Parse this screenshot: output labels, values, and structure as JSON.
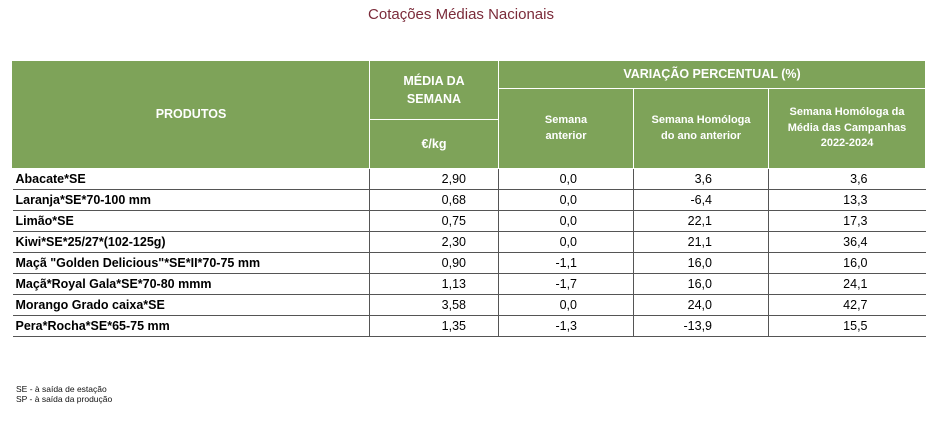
{
  "title": "Cotações Médias Nacionais",
  "table": {
    "headers": {
      "products": "PRODUTOS",
      "media_line1": "MÉDIA DA",
      "media_line2": "SEMANA",
      "unit": "€/kg",
      "variation": "VARIAÇÃO PERCENTUAL (%)",
      "prev_week_line1": "Semana",
      "prev_week_line2": "anterior",
      "homolog_line1": "Semana Homóloga",
      "homolog_line2": "do ano anterior",
      "campaign_line1": "Semana Homóloga da",
      "campaign_line2": "Média das Campanhas",
      "campaign_line3": "2022-2024"
    },
    "rows": [
      {
        "product": "Abacate*SE",
        "avg": "2,90",
        "prev_week": "0,0",
        "homolog": "3,6",
        "campaign": "3,6"
      },
      {
        "product": "Laranja*SE*70-100 mm",
        "avg": "0,68",
        "prev_week": "0,0",
        "homolog": "-6,4",
        "campaign": "13,3"
      },
      {
        "product": "Limão*SE",
        "avg": "0,75",
        "prev_week": "0,0",
        "homolog": "22,1",
        "campaign": "17,3"
      },
      {
        "product": "Kiwi*SE*25/27*(102-125g)",
        "avg": "2,30",
        "prev_week": "0,0",
        "homolog": "21,1",
        "campaign": "36,4"
      },
      {
        "product": "Maçã \"Golden Delicious\"*SE*II*70-75 mm",
        "avg": "0,90",
        "prev_week": "-1,1",
        "homolog": "16,0",
        "campaign": "16,0"
      },
      {
        "product": "Maçã*Royal Gala*SE*70-80 mmm",
        "avg": "1,13",
        "prev_week": "-1,7",
        "homolog": "16,0",
        "campaign": "24,1"
      },
      {
        "product": "Morango Grado caixa*SE",
        "avg": "3,58",
        "prev_week": "0,0",
        "homolog": "24,0",
        "campaign": "42,7"
      },
      {
        "product": "Pera*Rocha*SE*65-75 mm",
        "avg": "1,35",
        "prev_week": "-1,3",
        "homolog": "-13,9",
        "campaign": "15,5"
      }
    ]
  },
  "legend": {
    "line1": "SE - à saída de estação",
    "line2": "SP - à saída da produção"
  }
}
# # #
Consider the entries above and return each line with the string "saída".

REPLY TO THE EXERCISE ::
    "line1": "SE - à saída de estação",
    "line2": "SP - à saída da produção"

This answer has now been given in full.